##### Items #####
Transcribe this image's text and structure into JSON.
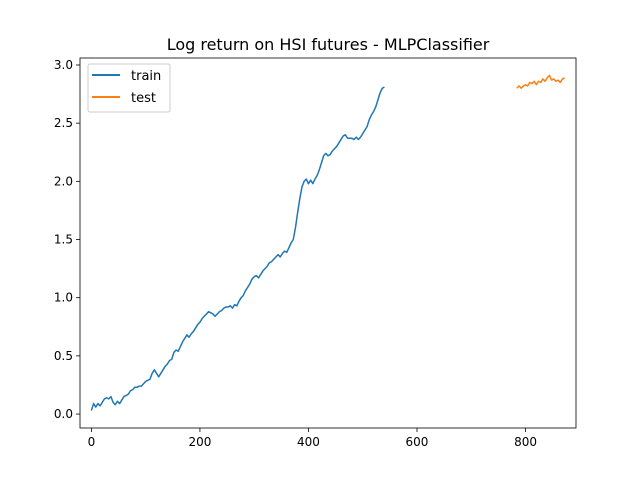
{
  "chart_data": {
    "type": "line",
    "title": "Log return on HSI futures - MLPClassifier",
    "xlabel": "",
    "ylabel": "",
    "xlim": [
      -21,
      893
    ],
    "ylim": [
      -0.12,
      3.06
    ],
    "xticks": [
      0,
      200,
      400,
      600,
      800
    ],
    "yticks": [
      0.0,
      0.5,
      1.0,
      1.5,
      2.0,
      2.5,
      3.0
    ],
    "xtick_labels": [
      "0",
      "200",
      "400",
      "600",
      "800"
    ],
    "ytick_labels": [
      "0.0",
      "0.5",
      "1.0",
      "1.5",
      "2.0",
      "2.5",
      "3.0"
    ],
    "grid": false,
    "legend_position": "top-left",
    "series": [
      {
        "name": "train",
        "color": "#1f77b4",
        "points": [
          [
            0,
            0.03
          ],
          [
            4,
            0.09
          ],
          [
            8,
            0.06
          ],
          [
            12,
            0.09
          ],
          [
            16,
            0.07
          ],
          [
            20,
            0.1
          ],
          [
            24,
            0.13
          ],
          [
            28,
            0.14
          ],
          [
            32,
            0.13
          ],
          [
            36,
            0.15
          ],
          [
            40,
            0.1
          ],
          [
            44,
            0.08
          ],
          [
            48,
            0.11
          ],
          [
            52,
            0.09
          ],
          [
            56,
            0.12
          ],
          [
            60,
            0.15
          ],
          [
            64,
            0.16
          ],
          [
            68,
            0.17
          ],
          [
            72,
            0.2
          ],
          [
            76,
            0.21
          ],
          [
            80,
            0.23
          ],
          [
            84,
            0.23
          ],
          [
            88,
            0.24
          ],
          [
            92,
            0.24
          ],
          [
            96,
            0.26
          ],
          [
            100,
            0.28
          ],
          [
            104,
            0.29
          ],
          [
            108,
            0.3
          ],
          [
            112,
            0.35
          ],
          [
            116,
            0.38
          ],
          [
            120,
            0.35
          ],
          [
            124,
            0.32
          ],
          [
            128,
            0.35
          ],
          [
            132,
            0.38
          ],
          [
            136,
            0.41
          ],
          [
            140,
            0.43
          ],
          [
            144,
            0.46
          ],
          [
            148,
            0.47
          ],
          [
            152,
            0.53
          ],
          [
            156,
            0.55
          ],
          [
            160,
            0.54
          ],
          [
            164,
            0.58
          ],
          [
            168,
            0.62
          ],
          [
            172,
            0.65
          ],
          [
            176,
            0.68
          ],
          [
            180,
            0.66
          ],
          [
            184,
            0.69
          ],
          [
            188,
            0.71
          ],
          [
            192,
            0.74
          ],
          [
            196,
            0.77
          ],
          [
            200,
            0.79
          ],
          [
            204,
            0.82
          ],
          [
            208,
            0.84
          ],
          [
            212,
            0.86
          ],
          [
            216,
            0.88
          ],
          [
            220,
            0.87
          ],
          [
            224,
            0.86
          ],
          [
            228,
            0.84
          ],
          [
            232,
            0.86
          ],
          [
            236,
            0.88
          ],
          [
            240,
            0.89
          ],
          [
            244,
            0.91
          ],
          [
            248,
            0.92
          ],
          [
            252,
            0.92
          ],
          [
            256,
            0.93
          ],
          [
            260,
            0.91
          ],
          [
            264,
            0.94
          ],
          [
            268,
            0.93
          ],
          [
            272,
            0.97
          ],
          [
            276,
            1.0
          ],
          [
            280,
            1.02
          ],
          [
            284,
            1.06
          ],
          [
            288,
            1.09
          ],
          [
            292,
            1.12
          ],
          [
            296,
            1.16
          ],
          [
            300,
            1.18
          ],
          [
            304,
            1.19
          ],
          [
            308,
            1.17
          ],
          [
            312,
            1.2
          ],
          [
            316,
            1.23
          ],
          [
            320,
            1.25
          ],
          [
            324,
            1.27
          ],
          [
            328,
            1.3
          ],
          [
            332,
            1.31
          ],
          [
            336,
            1.33
          ],
          [
            340,
            1.35
          ],
          [
            344,
            1.37
          ],
          [
            348,
            1.35
          ],
          [
            352,
            1.38
          ],
          [
            356,
            1.4
          ],
          [
            360,
            1.39
          ],
          [
            364,
            1.43
          ],
          [
            368,
            1.47
          ],
          [
            372,
            1.5
          ],
          [
            376,
            1.6
          ],
          [
            380,
            1.73
          ],
          [
            384,
            1.85
          ],
          [
            388,
            1.95
          ],
          [
            392,
            2.0
          ],
          [
            396,
            2.02
          ],
          [
            400,
            1.98
          ],
          [
            404,
            2.01
          ],
          [
            408,
            1.98
          ],
          [
            412,
            2.02
          ],
          [
            416,
            2.05
          ],
          [
            420,
            2.1
          ],
          [
            424,
            2.16
          ],
          [
            428,
            2.22
          ],
          [
            432,
            2.24
          ],
          [
            436,
            2.22
          ],
          [
            440,
            2.23
          ],
          [
            444,
            2.26
          ],
          [
            448,
            2.28
          ],
          [
            452,
            2.3
          ],
          [
            456,
            2.33
          ],
          [
            460,
            2.36
          ],
          [
            464,
            2.39
          ],
          [
            468,
            2.4
          ],
          [
            472,
            2.37
          ],
          [
            476,
            2.37
          ],
          [
            480,
            2.37
          ],
          [
            484,
            2.36
          ],
          [
            488,
            2.38
          ],
          [
            492,
            2.36
          ],
          [
            496,
            2.38
          ],
          [
            500,
            2.41
          ],
          [
            504,
            2.44
          ],
          [
            508,
            2.47
          ],
          [
            512,
            2.53
          ],
          [
            516,
            2.57
          ],
          [
            520,
            2.6
          ],
          [
            524,
            2.64
          ],
          [
            528,
            2.7
          ],
          [
            532,
            2.76
          ],
          [
            536,
            2.8
          ],
          [
            540,
            2.81
          ]
        ]
      },
      {
        "name": "test",
        "color": "#ff7f0e",
        "points": [
          [
            784,
            2.8
          ],
          [
            788,
            2.82
          ],
          [
            792,
            2.8
          ],
          [
            796,
            2.82
          ],
          [
            800,
            2.83
          ],
          [
            804,
            2.82
          ],
          [
            808,
            2.85
          ],
          [
            812,
            2.84
          ],
          [
            816,
            2.86
          ],
          [
            820,
            2.83
          ],
          [
            824,
            2.86
          ],
          [
            828,
            2.85
          ],
          [
            832,
            2.88
          ],
          [
            836,
            2.86
          ],
          [
            840,
            2.89
          ],
          [
            844,
            2.91
          ],
          [
            848,
            2.87
          ],
          [
            852,
            2.88
          ],
          [
            856,
            2.86
          ],
          [
            860,
            2.87
          ],
          [
            864,
            2.85
          ],
          [
            868,
            2.88
          ],
          [
            872,
            2.89
          ]
        ]
      }
    ]
  }
}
#####
## Your instructions
Write out the entries above verbatim; the pictures do not belong in your copy.

## Complete answer
Transcribe this image's text and structure into JSON.
{
  "chart_data": {
    "type": "line",
    "title": "Log return on HSI futures - MLPClassifier",
    "xlabel": "",
    "ylabel": "",
    "xlim": [
      -21,
      893
    ],
    "ylim": [
      -0.12,
      3.06
    ],
    "xticks": [
      0,
      200,
      400,
      600,
      800
    ],
    "yticks": [
      0.0,
      0.5,
      1.0,
      1.5,
      2.0,
      2.5,
      3.0
    ],
    "xtick_labels": [
      "0",
      "200",
      "400",
      "600",
      "800"
    ],
    "ytick_labels": [
      "0.0",
      "0.5",
      "1.0",
      "1.5",
      "2.0",
      "2.5",
      "3.0"
    ],
    "grid": false,
    "legend_position": "top-left",
    "series": [
      {
        "name": "train",
        "color": "#1f77b4",
        "points": [
          [
            0,
            0.03
          ],
          [
            4,
            0.09
          ],
          [
            8,
            0.06
          ],
          [
            12,
            0.09
          ],
          [
            16,
            0.07
          ],
          [
            20,
            0.1
          ],
          [
            24,
            0.13
          ],
          [
            28,
            0.14
          ],
          [
            32,
            0.13
          ],
          [
            36,
            0.15
          ],
          [
            40,
            0.1
          ],
          [
            44,
            0.08
          ],
          [
            48,
            0.11
          ],
          [
            52,
            0.09
          ],
          [
            56,
            0.12
          ],
          [
            60,
            0.15
          ],
          [
            64,
            0.16
          ],
          [
            68,
            0.17
          ],
          [
            72,
            0.2
          ],
          [
            76,
            0.21
          ],
          [
            80,
            0.23
          ],
          [
            84,
            0.23
          ],
          [
            88,
            0.24
          ],
          [
            92,
            0.24
          ],
          [
            96,
            0.26
          ],
          [
            100,
            0.28
          ],
          [
            104,
            0.29
          ],
          [
            108,
            0.3
          ],
          [
            112,
            0.35
          ],
          [
            116,
            0.38
          ],
          [
            120,
            0.35
          ],
          [
            124,
            0.32
          ],
          [
            128,
            0.35
          ],
          [
            132,
            0.38
          ],
          [
            136,
            0.41
          ],
          [
            140,
            0.43
          ],
          [
            144,
            0.46
          ],
          [
            148,
            0.47
          ],
          [
            152,
            0.53
          ],
          [
            156,
            0.55
          ],
          [
            160,
            0.54
          ],
          [
            164,
            0.58
          ],
          [
            168,
            0.62
          ],
          [
            172,
            0.65
          ],
          [
            176,
            0.68
          ],
          [
            180,
            0.66
          ],
          [
            184,
            0.69
          ],
          [
            188,
            0.71
          ],
          [
            192,
            0.74
          ],
          [
            196,
            0.77
          ],
          [
            200,
            0.79
          ],
          [
            204,
            0.82
          ],
          [
            208,
            0.84
          ],
          [
            212,
            0.86
          ],
          [
            216,
            0.88
          ],
          [
            220,
            0.87
          ],
          [
            224,
            0.86
          ],
          [
            228,
            0.84
          ],
          [
            232,
            0.86
          ],
          [
            236,
            0.88
          ],
          [
            240,
            0.89
          ],
          [
            244,
            0.91
          ],
          [
            248,
            0.92
          ],
          [
            252,
            0.92
          ],
          [
            256,
            0.93
          ],
          [
            260,
            0.91
          ],
          [
            264,
            0.94
          ],
          [
            268,
            0.93
          ],
          [
            272,
            0.97
          ],
          [
            276,
            1.0
          ],
          [
            280,
            1.02
          ],
          [
            284,
            1.06
          ],
          [
            288,
            1.09
          ],
          [
            292,
            1.12
          ],
          [
            296,
            1.16
          ],
          [
            300,
            1.18
          ],
          [
            304,
            1.19
          ],
          [
            308,
            1.17
          ],
          [
            312,
            1.2
          ],
          [
            316,
            1.23
          ],
          [
            320,
            1.25
          ],
          [
            324,
            1.27
          ],
          [
            328,
            1.3
          ],
          [
            332,
            1.31
          ],
          [
            336,
            1.33
          ],
          [
            340,
            1.35
          ],
          [
            344,
            1.37
          ],
          [
            348,
            1.35
          ],
          [
            352,
            1.38
          ],
          [
            356,
            1.4
          ],
          [
            360,
            1.39
          ],
          [
            364,
            1.43
          ],
          [
            368,
            1.47
          ],
          [
            372,
            1.5
          ],
          [
            376,
            1.6
          ],
          [
            380,
            1.73
          ],
          [
            384,
            1.85
          ],
          [
            388,
            1.95
          ],
          [
            392,
            2.0
          ],
          [
            396,
            2.02
          ],
          [
            400,
            1.98
          ],
          [
            404,
            2.01
          ],
          [
            408,
            1.98
          ],
          [
            412,
            2.02
          ],
          [
            416,
            2.05
          ],
          [
            420,
            2.1
          ],
          [
            424,
            2.16
          ],
          [
            428,
            2.22
          ],
          [
            432,
            2.24
          ],
          [
            436,
            2.22
          ],
          [
            440,
            2.23
          ],
          [
            444,
            2.26
          ],
          [
            448,
            2.28
          ],
          [
            452,
            2.3
          ],
          [
            456,
            2.33
          ],
          [
            460,
            2.36
          ],
          [
            464,
            2.39
          ],
          [
            468,
            2.4
          ],
          [
            472,
            2.37
          ],
          [
            476,
            2.37
          ],
          [
            480,
            2.37
          ],
          [
            484,
            2.36
          ],
          [
            488,
            2.38
          ],
          [
            492,
            2.36
          ],
          [
            496,
            2.38
          ],
          [
            500,
            2.41
          ],
          [
            504,
            2.44
          ],
          [
            508,
            2.47
          ],
          [
            512,
            2.53
          ],
          [
            516,
            2.57
          ],
          [
            520,
            2.6
          ],
          [
            524,
            2.64
          ],
          [
            528,
            2.7
          ],
          [
            532,
            2.76
          ],
          [
            536,
            2.8
          ],
          [
            540,
            2.81
          ]
        ]
      },
      {
        "name": "test",
        "color": "#ff7f0e",
        "points": [
          [
            784,
            2.8
          ],
          [
            788,
            2.82
          ],
          [
            792,
            2.8
          ],
          [
            796,
            2.82
          ],
          [
            800,
            2.83
          ],
          [
            804,
            2.82
          ],
          [
            808,
            2.85
          ],
          [
            812,
            2.84
          ],
          [
            816,
            2.86
          ],
          [
            820,
            2.83
          ],
          [
            824,
            2.86
          ],
          [
            828,
            2.85
          ],
          [
            832,
            2.88
          ],
          [
            836,
            2.86
          ],
          [
            840,
            2.89
          ],
          [
            844,
            2.91
          ],
          [
            848,
            2.87
          ],
          [
            852,
            2.88
          ],
          [
            856,
            2.86
          ],
          [
            860,
            2.87
          ],
          [
            864,
            2.85
          ],
          [
            868,
            2.88
          ],
          [
            872,
            2.89
          ]
        ]
      }
    ]
  }
}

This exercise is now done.